(Stored entries)

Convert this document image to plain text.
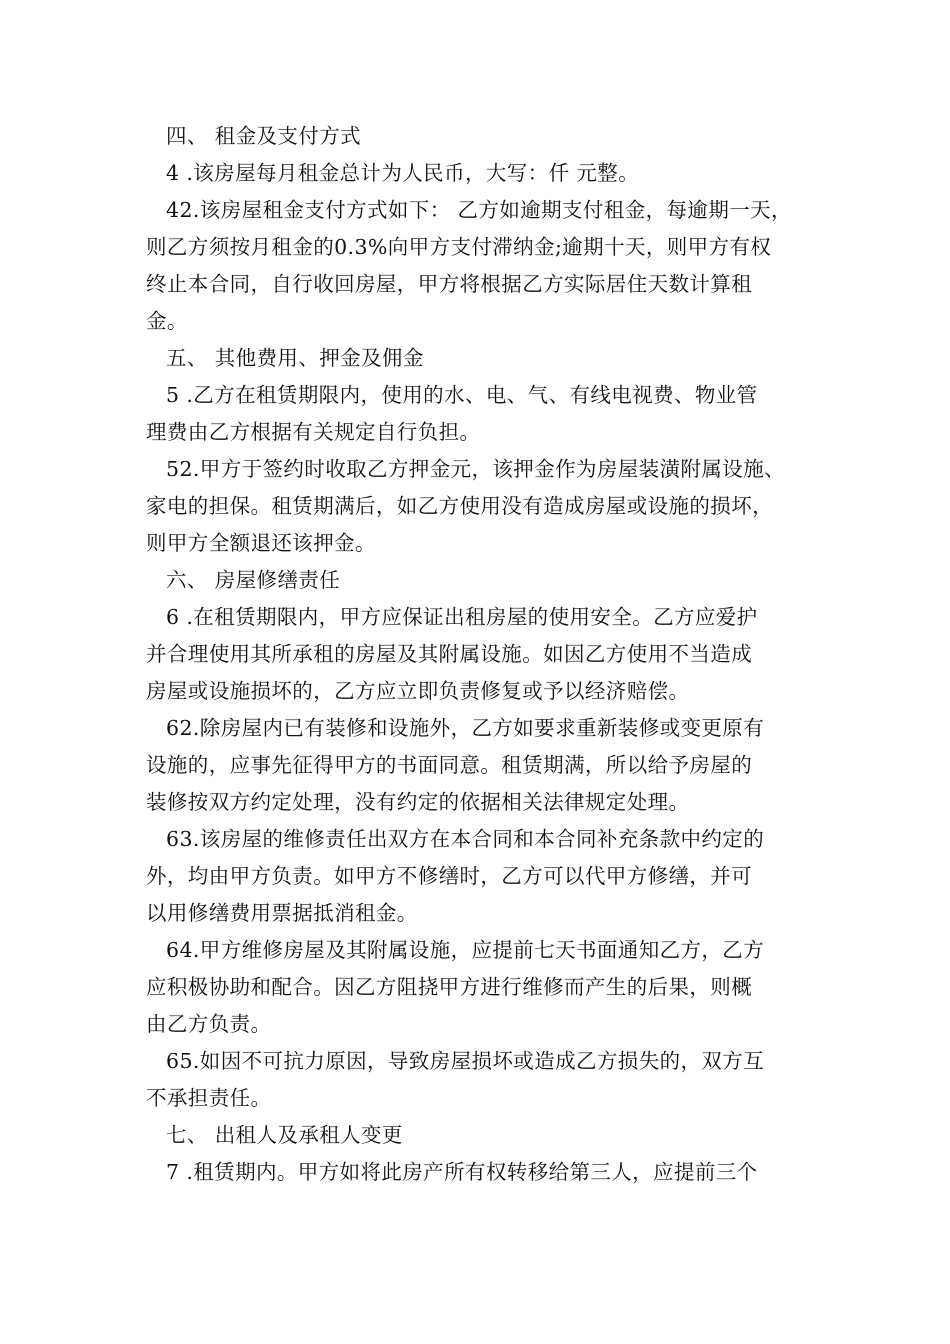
四、 租金及支付方式
4 .该房屋每月租金总计为人民币，大写：仟 元整。
42.该房屋租金支付方式如下： 乙方如逾期支付租金，每逾期一天，
则乙方须按月租金的0.3%向甲方支付滞纳金;逾期十天，则甲方有权
终止本合同，自行收回房屋，甲方将根据乙方实际居住天数计算租
金。
五、 其他费用、押金及佣金
5 .乙方在租赁期限内，使用的水、电、气、有线电视费、物业管
理费由乙方根据有关规定自行负担。
52.甲方于签约时收取乙方押金元，该押金作为房屋装潢附属设施、
家电的担保。租赁期满后，如乙方使用没有造成房屋或设施的损坏，
则甲方全额退还该押金。
六、 房屋修缮责任
6 .在租赁期限内，甲方应保证出租房屋的使用安全。乙方应爱护
并合理使用其所承租的房屋及其附属设施。如因乙方使用不当造成
房屋或设施损坏的，乙方应立即负责修复或予以经济赔偿。
62.除房屋内已有装修和设施外，乙方如要求重新装修或变更原有
设施的，应事先征得甲方的书面同意。租赁期满，所以给予房屋的
装修按双方约定处理，没有约定的依据相关法律规定处理。
63.该房屋的维修责任出双方在本合同和本合同补充条款中约定的
外，均由甲方负责。如甲方不修缮时，乙方可以代甲方修缮，并可
以用修缮费用票据抵消租金。
64.甲方维修房屋及其附属设施，应提前七天书面通知乙方，乙方
应积极协助和配合。因乙方阻挠甲方进行维修而产生的后果，则概
由乙方负责。
65.如因不可抗力原因，导致房屋损坏或造成乙方损失的，双方互
不承担责任。
七、 出租人及承租人变更
7 .租赁期内。甲方如将此房产所有权转移给第三人，应提前三个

> Task to carry out: Set down the material exactly, every line of it, except for the pictures.

> Result of the exercise:
Convert this document image to plain text.
四、 租金及支付方式
4 .该房屋每月租金总计为人民币，大写：仟 元整。
42.该房屋租金支付方式如下： 乙方如逾期支付租金，每逾期一天，
则乙方须按月租金的0.3%向甲方支付滞纳金;逾期十天，则甲方有权
终止本合同，自行收回房屋，甲方将根据乙方实际居住天数计算租
金。
五、 其他费用、押金及佣金
5 .乙方在租赁期限内，使用的水、电、气、有线电视费、物业管
理费由乙方根据有关规定自行负担。
52.甲方于签约时收取乙方押金元，该押金作为房屋装潢附属设施、
家电的担保。租赁期满后，如乙方使用没有造成房屋或设施的损坏，
则甲方全额退还该押金。
六、 房屋修缮责任
6 .在租赁期限内，甲方应保证出租房屋的使用安全。乙方应爱护
并合理使用其所承租的房屋及其附属设施。如因乙方使用不当造成
房屋或设施损坏的，乙方应立即负责修复或予以经济赔偿。
62.除房屋内已有装修和设施外，乙方如要求重新装修或变更原有
设施的，应事先征得甲方的书面同意。租赁期满，所以给予房屋的
装修按双方约定处理，没有约定的依据相关法律规定处理。
63.该房屋的维修责任出双方在本合同和本合同补充条款中约定的
外，均由甲方负责。如甲方不修缮时，乙方可以代甲方修缮，并可
以用修缮费用票据抵消租金。
64.甲方维修房屋及其附属设施，应提前七天书面通知乙方，乙方
应积极协助和配合。因乙方阻挠甲方进行维修而产生的后果，则概
由乙方负责。
65.如因不可抗力原因，导致房屋损坏或造成乙方损失的，双方互
不承担责任。
七、 出租人及承租人变更
7 .租赁期内。甲方如将此房产所有权转移给第三人，应提前三个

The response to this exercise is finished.